:: Goal ::
Repeat each entry as written and leave the images out of the copy.

:: Input records ::

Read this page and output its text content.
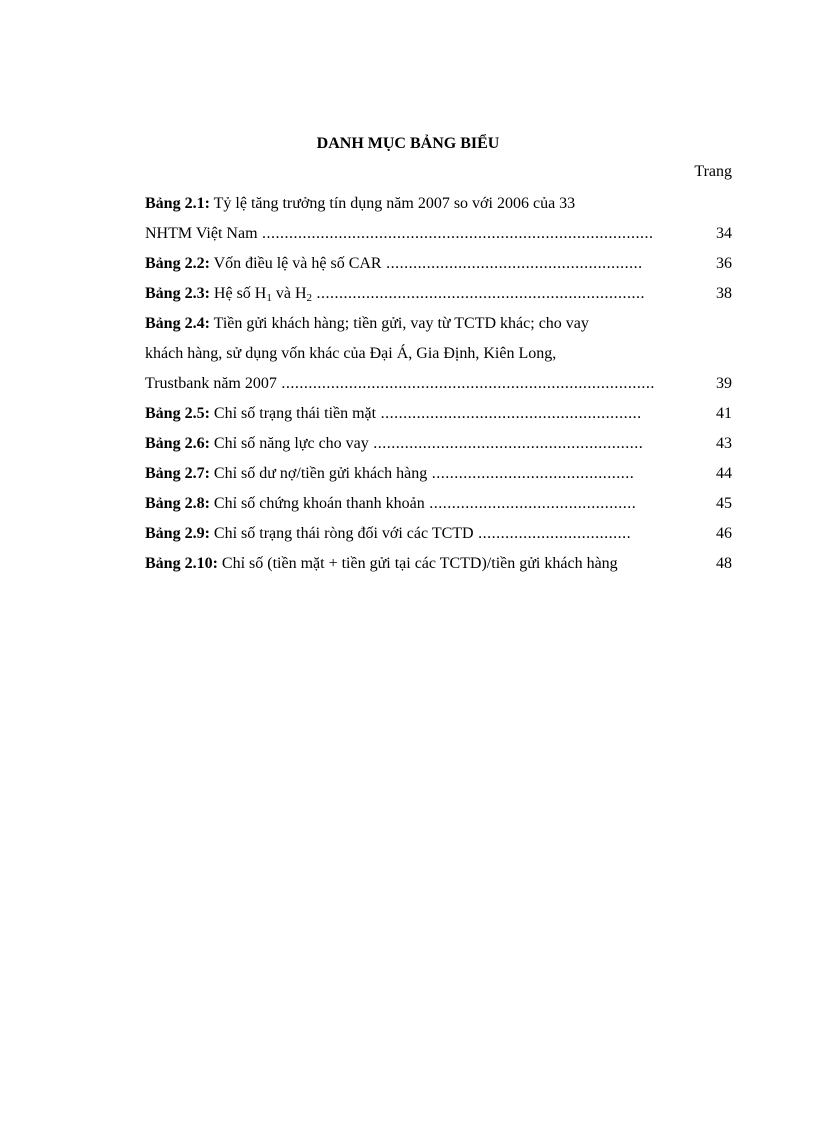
DANH MỤC BẢNG BIỂU
Trang
Bảng 2.1: Tỷ lệ tăng trưởng tín dụng năm 2007 so với 2006 của 33
NHTM Việt Nam .......................................................................................	34
Bảng 2.2: Vốn điều lệ và hệ số CAR .........................................................	36
Bảng 2.3: Hệ số $H_1$ và $H_2$ .........................................................................	38
Bảng 2.4: Tiền gửi khách hàng; tiền gửi, vay từ TCTD khác; cho vay
khách hàng, sử dụng vốn khác của Đại Á, Gia Định, Kiên Long,
Trustbank năm 2007 ...................................................................................	39
Bảng 2.5: Chỉ số trạng thái tiền mặt ..........................................................	41
Bảng 2.6: Chỉ số năng lực cho vay ............................................................	43
Bảng 2.7: Chỉ số dư nợ/tiền gửi khách hàng .............................................	44
Bảng 2.8: Chỉ số chứng khoán thanh khoản ..............................................	45
Bảng 2.9: Chỉ số trạng thái ròng đối với các TCTD ..................................	46
Bảng 2.10: Chỉ số (tiền mặt + tiền gửi tại các TCTD)/tiền gửi khách hàng	48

:: Result ::
Read this page and output its text content.
DANH MỤC BẢNG BIỂU
Trang
Bảng 2.1: Tỷ lệ tăng trưởng tín dụng năm 2007 so với 2006 của 33
NHTM Việt Nam .......................................................................................	34
Bảng 2.2: Vốn điều lệ và hệ số CAR .........................................................	36
Bảng 2.3: Hệ số $H_1$ và $H_2$ .........................................................................	38
Bảng 2.4: Tiền gửi khách hàng; tiền gửi, vay từ TCTD khác; cho vay
khách hàng, sử dụng vốn khác của Đại Á, Gia Định, Kiên Long,
Trustbank năm 2007 ...................................................................................	39
Bảng 2.5: Chỉ số trạng thái tiền mặt ..........................................................	41
Bảng 2.6: Chỉ số năng lực cho vay ............................................................	43
Bảng 2.7: Chỉ số dư nợ/tiền gửi khách hàng .............................................	44
Bảng 2.8: Chỉ số chứng khoán thanh khoản ..............................................	45
Bảng 2.9: Chỉ số trạng thái ròng đối với các TCTD ..................................	46
Bảng 2.10: Chỉ số (tiền mặt + tiền gửi tại các TCTD)/tiền gửi khách hàng	48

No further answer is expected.